- Extracted records:
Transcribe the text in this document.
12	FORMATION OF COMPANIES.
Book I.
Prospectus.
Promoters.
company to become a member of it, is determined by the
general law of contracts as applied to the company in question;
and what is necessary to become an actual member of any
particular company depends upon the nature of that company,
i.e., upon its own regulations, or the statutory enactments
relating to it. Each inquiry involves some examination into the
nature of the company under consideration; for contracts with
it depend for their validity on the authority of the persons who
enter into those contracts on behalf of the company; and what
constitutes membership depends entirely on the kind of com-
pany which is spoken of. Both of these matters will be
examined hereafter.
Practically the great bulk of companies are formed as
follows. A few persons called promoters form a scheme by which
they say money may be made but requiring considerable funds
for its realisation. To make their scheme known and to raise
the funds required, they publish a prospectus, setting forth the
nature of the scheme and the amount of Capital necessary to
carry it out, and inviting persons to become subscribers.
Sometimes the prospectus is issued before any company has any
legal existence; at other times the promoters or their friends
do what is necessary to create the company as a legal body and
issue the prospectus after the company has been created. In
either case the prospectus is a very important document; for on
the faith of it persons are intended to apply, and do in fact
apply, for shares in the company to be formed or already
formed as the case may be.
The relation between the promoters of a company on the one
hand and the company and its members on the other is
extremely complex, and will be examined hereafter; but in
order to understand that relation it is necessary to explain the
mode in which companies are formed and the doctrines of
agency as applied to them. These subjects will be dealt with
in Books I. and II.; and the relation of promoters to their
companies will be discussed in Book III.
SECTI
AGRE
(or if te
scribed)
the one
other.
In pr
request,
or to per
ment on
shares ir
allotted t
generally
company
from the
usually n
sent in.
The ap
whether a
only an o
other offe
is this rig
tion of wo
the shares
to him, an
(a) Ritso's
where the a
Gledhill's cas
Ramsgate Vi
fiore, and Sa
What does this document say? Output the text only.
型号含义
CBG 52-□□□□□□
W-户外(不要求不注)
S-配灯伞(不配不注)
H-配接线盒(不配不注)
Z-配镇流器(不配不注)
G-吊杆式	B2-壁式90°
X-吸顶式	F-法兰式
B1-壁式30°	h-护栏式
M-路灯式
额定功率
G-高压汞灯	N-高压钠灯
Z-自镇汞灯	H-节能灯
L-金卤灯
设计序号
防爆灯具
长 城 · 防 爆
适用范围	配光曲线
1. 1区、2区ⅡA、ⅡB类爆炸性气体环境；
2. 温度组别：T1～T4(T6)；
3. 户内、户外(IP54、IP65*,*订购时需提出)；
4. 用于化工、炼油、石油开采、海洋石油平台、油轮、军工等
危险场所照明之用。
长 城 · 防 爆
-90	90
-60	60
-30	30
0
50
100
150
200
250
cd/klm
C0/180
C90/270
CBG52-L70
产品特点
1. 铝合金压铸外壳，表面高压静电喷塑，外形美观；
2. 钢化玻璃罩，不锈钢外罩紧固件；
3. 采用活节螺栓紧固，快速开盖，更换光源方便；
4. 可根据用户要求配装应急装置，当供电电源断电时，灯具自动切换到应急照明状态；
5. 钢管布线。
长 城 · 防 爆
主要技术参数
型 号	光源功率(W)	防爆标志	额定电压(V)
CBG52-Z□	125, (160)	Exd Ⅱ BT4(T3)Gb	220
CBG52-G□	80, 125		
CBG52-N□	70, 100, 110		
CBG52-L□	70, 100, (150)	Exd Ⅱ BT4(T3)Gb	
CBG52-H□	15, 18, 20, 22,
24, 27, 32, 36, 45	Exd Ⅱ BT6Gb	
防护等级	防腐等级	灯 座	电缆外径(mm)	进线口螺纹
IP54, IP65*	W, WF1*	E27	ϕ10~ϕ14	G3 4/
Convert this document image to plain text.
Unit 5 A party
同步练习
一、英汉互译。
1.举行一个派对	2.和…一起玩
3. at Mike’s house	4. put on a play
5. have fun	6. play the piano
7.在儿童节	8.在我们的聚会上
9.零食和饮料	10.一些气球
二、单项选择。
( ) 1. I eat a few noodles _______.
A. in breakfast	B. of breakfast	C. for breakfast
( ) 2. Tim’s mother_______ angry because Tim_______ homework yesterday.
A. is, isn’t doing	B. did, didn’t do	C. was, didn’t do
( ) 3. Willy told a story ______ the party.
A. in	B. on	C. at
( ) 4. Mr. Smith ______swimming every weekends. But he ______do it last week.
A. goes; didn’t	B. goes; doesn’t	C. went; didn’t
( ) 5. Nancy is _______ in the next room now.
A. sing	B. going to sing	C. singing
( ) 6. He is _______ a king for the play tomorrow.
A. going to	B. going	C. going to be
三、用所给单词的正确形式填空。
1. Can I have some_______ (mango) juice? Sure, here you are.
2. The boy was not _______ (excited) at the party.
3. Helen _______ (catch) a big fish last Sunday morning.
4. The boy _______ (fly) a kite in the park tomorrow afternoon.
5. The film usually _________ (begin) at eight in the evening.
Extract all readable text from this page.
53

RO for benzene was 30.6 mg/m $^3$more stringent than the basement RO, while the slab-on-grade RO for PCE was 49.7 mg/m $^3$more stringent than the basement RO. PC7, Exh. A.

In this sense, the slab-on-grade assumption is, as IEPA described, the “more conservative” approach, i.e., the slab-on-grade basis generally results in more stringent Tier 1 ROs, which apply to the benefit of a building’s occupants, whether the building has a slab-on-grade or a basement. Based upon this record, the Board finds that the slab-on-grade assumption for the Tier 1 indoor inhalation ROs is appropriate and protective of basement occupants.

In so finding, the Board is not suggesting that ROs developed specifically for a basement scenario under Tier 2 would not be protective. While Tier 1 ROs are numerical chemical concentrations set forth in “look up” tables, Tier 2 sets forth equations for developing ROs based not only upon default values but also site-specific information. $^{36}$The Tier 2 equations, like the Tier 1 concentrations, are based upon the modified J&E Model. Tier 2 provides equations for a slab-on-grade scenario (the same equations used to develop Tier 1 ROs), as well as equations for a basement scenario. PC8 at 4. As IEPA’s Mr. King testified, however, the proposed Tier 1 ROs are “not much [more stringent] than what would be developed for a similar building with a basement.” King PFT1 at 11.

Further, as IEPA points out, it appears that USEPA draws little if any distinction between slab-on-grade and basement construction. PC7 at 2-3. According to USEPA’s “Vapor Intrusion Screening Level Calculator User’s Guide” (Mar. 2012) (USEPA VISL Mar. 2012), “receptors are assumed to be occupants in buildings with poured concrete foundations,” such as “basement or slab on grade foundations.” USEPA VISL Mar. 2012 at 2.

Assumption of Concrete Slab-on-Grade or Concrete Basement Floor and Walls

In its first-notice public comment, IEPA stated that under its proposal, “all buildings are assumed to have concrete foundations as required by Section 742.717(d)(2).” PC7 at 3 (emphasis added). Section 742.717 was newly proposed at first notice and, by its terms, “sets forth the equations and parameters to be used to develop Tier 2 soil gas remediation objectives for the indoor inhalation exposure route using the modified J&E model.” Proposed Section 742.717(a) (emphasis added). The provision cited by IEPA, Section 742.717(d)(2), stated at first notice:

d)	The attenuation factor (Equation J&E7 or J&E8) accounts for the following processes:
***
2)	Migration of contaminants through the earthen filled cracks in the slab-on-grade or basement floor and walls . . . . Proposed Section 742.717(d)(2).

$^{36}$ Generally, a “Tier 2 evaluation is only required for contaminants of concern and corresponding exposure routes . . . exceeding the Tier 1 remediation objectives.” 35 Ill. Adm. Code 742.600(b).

- Exercise aim: Please output the complete data exactly.

- Response to the task:
Transcribe the text in this document.
12	FORMATION OF COMPANIES.
Book I.
Prospectus.
Promoters.
company to become a member of it, is determined by the
general law of contracts as applied to the company in question;
and what is necessary to become an actual member of any
particular company depends upon the nature of that company,
i.e., upon its own regulations, or the statutory enactments
relating to it. Each inquiry involves some examination into the
nature of the company under consideration; for contracts with
it depend for their validity on the authority of the persons who
enter into those contracts on behalf of the company; and what
constitutes membership depends entirely on the kind of com-
pany which is spoken of. Both of these matters will be
examined hereafter.
Practically the great bulk of companies are formed as
follows. A few persons called promoters form a scheme by which
they say money may be made but requiring considerable funds
for its realisation. To make their scheme known and to raise
the funds required, they publish a prospectus, setting forth the
nature of the scheme and the amount of Capital necessary to
carry it out, and inviting persons to become subscribers.
Sometimes the prospectus is issued before any company has any
legal existence; at other times the promoters or their friends
do what is necessary to create the company as a legal body and
issue the prospectus after the company has been created. In
either case the prospectus is a very important document; for on
the faith of it persons are intended to apply, and do in fact
apply, for shares in the company to be formed or already
formed as the case may be.
The relation between the promoters of a company on the one
hand and the company and its members on the other is
extremely complex, and will be examined hereafter; but in
order to understand that relation it is necessary to explain the
mode in which companies are formed and the doctrines of
agency as applied to them. These subjects will be dealt with
in Books I. and II.; and the relation of promoters to their
companies will be discussed in Book III.
SECTI
AGRE
(or if te
scribed)
the one
other.
In pr
request,
or to per
ment on
shares ir
allotted t
generally
company
from the
usually n
sent in.
The ap
whether a
only an o
other offe
is this rig
tion of wo
the shares
to him, an
(a) Ritso's
where the a
Gledhill's cas
Ramsgate Vi
fiore, and Sa
What does this document say? Output the text only.
型号含义
CBG 52-□□□□□□
W-户外(不要求不注)
S-配灯伞(不配不注)
H-配接线盒(不配不注)
Z-配镇流器(不配不注)
G-吊杆式	B2-壁式90°
X-吸顶式	F-法兰式
B1-壁式30°	h-护栏式
M-路灯式
额定功率
G-高压汞灯	N-高压钠灯
Z-自镇汞灯	H-节能灯
L-金卤灯
设计序号
防爆灯具
长 城 · 防 爆
适用范围	配光曲线
1. 1区、2区ⅡA、ⅡB类爆炸性气体环境；
2. 温度组别：T1～T4(T6)；
3. 户内、户外(IP54、IP65*,*订购时需提出)；
4. 用于化工、炼油、石油开采、海洋石油平台、油轮、军工等
危险场所照明之用。
长 城 · 防 爆
-90	90
-60	60
-30	30
0
50
100
150
200
250
cd/klm
C0/180
C90/270
CBG52-L70
产品特点
1. 铝合金压铸外壳，表面高压静电喷塑，外形美观；
2. 钢化玻璃罩，不锈钢外罩紧固件；
3. 采用活节螺栓紧固，快速开盖，更换光源方便；
4. 可根据用户要求配装应急装置，当供电电源断电时，灯具自动切换到应急照明状态；
5. 钢管布线。
长 城 · 防 爆
主要技术参数
型 号	光源功率(W)	防爆标志	额定电压(V)
CBG52-Z□	125, (160)	Exd Ⅱ BT4(T3)Gb	220
CBG52-G□	80, 125		
CBG52-N□	70, 100, 110		
CBG52-L□	70, 100, (150)	Exd Ⅱ BT4(T3)Gb	
CBG52-H□	15, 18, 20, 22,
24, 27, 32, 36, 45	Exd Ⅱ BT6Gb	
防护等级	防腐等级	灯 座	电缆外径(mm)	进线口螺纹
IP54, IP65*	W, WF1*	E27	ϕ10~ϕ14	G3 4/
Convert this document image to plain text.
Unit 5 A party
同步练习
一、英汉互译。
1.举行一个派对	2.和…一起玩
3. at Mike’s house	4. put on a play
5. have fun	6. play the piano
7.在儿童节	8.在我们的聚会上
9.零食和饮料	10.一些气球
二、单项选择。
( ) 1. I eat a few noodles _______.
A. in breakfast	B. of breakfast	C. for breakfast
( ) 2. Tim’s mother_______ angry because Tim_______ homework yesterday.
A. is, isn’t doing	B. did, didn’t do	C. was, didn’t do
( ) 3. Willy told a story ______ the party.
A. in	B. on	C. at
( ) 4. Mr. Smith ______swimming every weekends. But he ______do it last week.
A. goes; didn’t	B. goes; doesn’t	C. went; didn’t
( ) 5. Nancy is _______ in the next room now.
A. sing	B. going to sing	C. singing
( ) 6. He is _______ a king for the play tomorrow.
A. going to	B. going	C. going to be
三、用所给单词的正确形式填空。
1. Can I have some_______ (mango) juice? Sure, here you are.
2. The boy was not _______ (excited) at the party.
3. Helen _______ (catch) a big fish last Sunday morning.
4. The boy _______ (fly) a kite in the park tomorrow afternoon.
5. The film usually _________ (begin) at eight in the evening.
Extract all readable text from this page.
53

RO for benzene was 30.6 mg/m $^3$more stringent than the basement RO, while the slab-on-grade RO for PCE was 49.7 mg/m $^3$more stringent than the basement RO. PC7, Exh. A.

In this sense, the slab-on-grade assumption is, as IEPA described, the “more conservative” approach, i.e., the slab-on-grade basis generally results in more stringent Tier 1 ROs, which apply to the benefit of a building’s occupants, whether the building has a slab-on-grade or a basement. Based upon this record, the Board finds that the slab-on-grade assumption for the Tier 1 indoor inhalation ROs is appropriate and protective of basement occupants.

In so finding, the Board is not suggesting that ROs developed specifically for a basement scenario under Tier 2 would not be protective. While Tier 1 ROs are numerical chemical concentrations set forth in “look up” tables, Tier 2 sets forth equations for developing ROs based not only upon default values but also site-specific information. $^{36}$The Tier 2 equations, like the Tier 1 concentrations, are based upon the modified J&E Model. Tier 2 provides equations for a slab-on-grade scenario (the same equations used to develop Tier 1 ROs), as well as equations for a basement scenario. PC8 at 4. As IEPA’s Mr. King testified, however, the proposed Tier 1 ROs are “not much [more stringent] than what would be developed for a similar building with a basement.” King PFT1 at 11.

Further, as IEPA points out, it appears that USEPA draws little if any distinction between slab-on-grade and basement construction. PC7 at 2-3. According to USEPA’s “Vapor Intrusion Screening Level Calculator User’s Guide” (Mar. 2012) (USEPA VISL Mar. 2012), “receptors are assumed to be occupants in buildings with poured concrete foundations,” such as “basement or slab on grade foundations.” USEPA VISL Mar. 2012 at 2.

Assumption of Concrete Slab-on-Grade or Concrete Basement Floor and Walls

In its first-notice public comment, IEPA stated that under its proposal, “all buildings are assumed to have concrete foundations as required by Section 742.717(d)(2).” PC7 at 3 (emphasis added). Section 742.717 was newly proposed at first notice and, by its terms, “sets forth the equations and parameters to be used to develop Tier 2 soil gas remediation objectives for the indoor inhalation exposure route using the modified J&E model.” Proposed Section 742.717(a) (emphasis added). The provision cited by IEPA, Section 742.717(d)(2), stated at first notice:

d)	The attenuation factor (Equation J&E7 or J&E8) accounts for the following processes:
***
2)	Migration of contaminants through the earthen filled cracks in the slab-on-grade or basement floor and walls . . . . Proposed Section 742.717(d)(2).

$^{36}$ Generally, a “Tier 2 evaluation is only required for contaminants of concern and corresponding exposure routes . . . exceeding the Tier 1 remediation objectives.” 35 Ill. Adm. Code 742.600(b).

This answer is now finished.